**Short problem:** Would you output the whole listing below, exactly as it reads?

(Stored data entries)

— start —

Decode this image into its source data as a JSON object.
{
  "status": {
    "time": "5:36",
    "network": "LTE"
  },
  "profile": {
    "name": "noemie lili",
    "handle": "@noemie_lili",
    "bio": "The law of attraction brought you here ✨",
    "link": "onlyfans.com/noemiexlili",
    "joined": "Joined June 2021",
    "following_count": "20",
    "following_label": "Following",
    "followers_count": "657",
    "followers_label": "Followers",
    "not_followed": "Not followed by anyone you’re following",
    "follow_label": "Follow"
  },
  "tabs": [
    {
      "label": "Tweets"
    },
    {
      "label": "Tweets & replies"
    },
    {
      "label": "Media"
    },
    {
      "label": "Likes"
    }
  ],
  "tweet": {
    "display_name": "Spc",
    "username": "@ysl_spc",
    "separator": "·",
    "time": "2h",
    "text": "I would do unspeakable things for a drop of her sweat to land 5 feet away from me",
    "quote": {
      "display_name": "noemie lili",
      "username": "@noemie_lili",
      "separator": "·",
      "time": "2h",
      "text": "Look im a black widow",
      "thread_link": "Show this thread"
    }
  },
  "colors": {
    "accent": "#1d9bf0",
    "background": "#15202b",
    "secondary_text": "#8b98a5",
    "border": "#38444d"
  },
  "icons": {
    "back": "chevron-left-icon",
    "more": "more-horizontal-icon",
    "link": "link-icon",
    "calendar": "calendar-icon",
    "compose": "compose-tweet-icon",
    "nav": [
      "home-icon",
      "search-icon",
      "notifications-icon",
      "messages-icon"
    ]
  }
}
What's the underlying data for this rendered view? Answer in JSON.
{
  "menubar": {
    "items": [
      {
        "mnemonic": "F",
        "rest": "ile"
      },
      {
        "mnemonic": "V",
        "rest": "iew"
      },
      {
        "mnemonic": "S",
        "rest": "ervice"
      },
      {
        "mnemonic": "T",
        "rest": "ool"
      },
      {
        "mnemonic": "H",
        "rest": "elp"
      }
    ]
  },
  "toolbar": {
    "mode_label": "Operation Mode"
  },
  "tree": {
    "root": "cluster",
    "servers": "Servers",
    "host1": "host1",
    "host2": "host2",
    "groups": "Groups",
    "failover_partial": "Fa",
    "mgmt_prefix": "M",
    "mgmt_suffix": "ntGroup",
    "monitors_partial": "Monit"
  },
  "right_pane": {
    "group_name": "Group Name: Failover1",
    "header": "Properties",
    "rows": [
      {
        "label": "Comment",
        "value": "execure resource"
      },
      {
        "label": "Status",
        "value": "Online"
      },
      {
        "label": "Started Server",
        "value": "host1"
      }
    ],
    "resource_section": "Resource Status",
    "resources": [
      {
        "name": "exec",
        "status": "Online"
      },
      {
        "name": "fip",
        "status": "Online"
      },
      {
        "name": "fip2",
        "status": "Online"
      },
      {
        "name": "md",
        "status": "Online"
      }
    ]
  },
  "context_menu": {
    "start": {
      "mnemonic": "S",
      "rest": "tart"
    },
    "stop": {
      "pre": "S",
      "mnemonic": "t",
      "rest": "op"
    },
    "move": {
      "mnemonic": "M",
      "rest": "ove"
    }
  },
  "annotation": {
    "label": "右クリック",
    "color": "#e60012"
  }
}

— end —

**Right answer:**
Decode this image into its source data as a JSON object.
{
  "status": {
    "time": "5:36",
    "network": "LTE"
  },
  "profile": {
    "name": "noemie lili",
    "handle": "@noemie_lili",
    "bio": "The law of attraction brought you here ✨",
    "link": "onlyfans.com/noemiexlili",
    "joined": "Joined June 2021",
    "following_count": "20",
    "following_label": "Following",
    "followers_count": "657",
    "followers_label": "Followers",
    "not_followed": "Not followed by anyone you’re following",
    "follow_label": "Follow"
  },
  "tabs": [
    {
      "label": "Tweets"
    },
    {
      "label": "Tweets & replies"
    },
    {
      "label": "Media"
    },
    {
      "label": "Likes"
    }
  ],
  "tweet": {
    "display_name": "Spc",
    "username": "@ysl_spc",
    "separator": "·",
    "time": "2h",
    "text": "I would do unspeakable things for a drop of her sweat to land 5 feet away from me",
    "quote": {
      "display_name": "noemie lili",
      "username": "@noemie_lili",
      "separator": "·",
      "time": "2h",
      "text": "Look im a black widow",
      "thread_link": "Show this thread"
    }
  },
  "colors": {
    "accent": "#1d9bf0",
    "background": "#15202b",
    "secondary_text": "#8b98a5",
    "border": "#38444d"
  },
  "icons": {
    "back": "chevron-left-icon",
    "more": "more-horizontal-icon",
    "link": "link-icon",
    "calendar": "calendar-icon",
    "compose": "compose-tweet-icon",
    "nav": [
      "home-icon",
      "search-icon",
      "notifications-icon",
      "messages-icon"
    ]
  }
}
What's the underlying data for this rendered view? Answer in JSON.
{
  "menubar": {
    "items": [
      {
        "mnemonic": "F",
        "rest": "ile"
      },
      {
        "mnemonic": "V",
        "rest": "iew"
      },
      {
        "mnemonic": "S",
        "rest": "ervice"
      },
      {
        "mnemonic": "T",
        "rest": "ool"
      },
      {
        "mnemonic": "H",
        "rest": "elp"
      }
    ]
  },
  "toolbar": {
    "mode_label": "Operation Mode"
  },
  "tree": {
    "root": "cluster",
    "servers": "Servers",
    "host1": "host1",
    "host2": "host2",
    "groups": "Groups",
    "failover_partial": "Fa",
    "mgmt_prefix": "M",
    "mgmt_suffix": "ntGroup",
    "monitors_partial": "Monit"
  },
  "right_pane": {
    "group_name": "Group Name: Failover1",
    "header": "Properties",
    "rows": [
      {
        "label": "Comment",
        "value": "execure resource"
      },
      {
        "label": "Status",
        "value": "Online"
      },
      {
        "label": "Started Server",
        "value": "host1"
      }
    ],
    "resource_section": "Resource Status",
    "resources": [
      {
        "name": "exec",
        "status": "Online"
      },
      {
        "name": "fip",
        "status": "Online"
      },
      {
        "name": "fip2",
        "status": "Online"
      },
      {
        "name": "md",
        "status": "Online"
      }
    ]
  },
  "context_menu": {
    "start": {
      "mnemonic": "S",
      "rest": "tart"
    },
    "stop": {
      "pre": "S",
      "mnemonic": "t",
      "rest": "op"
    },
    "move": {
      "mnemonic": "M",
      "rest": "ove"
    }
  },
  "annotation": {
    "label": "右クリック",
    "color": "#e60012"
  }
}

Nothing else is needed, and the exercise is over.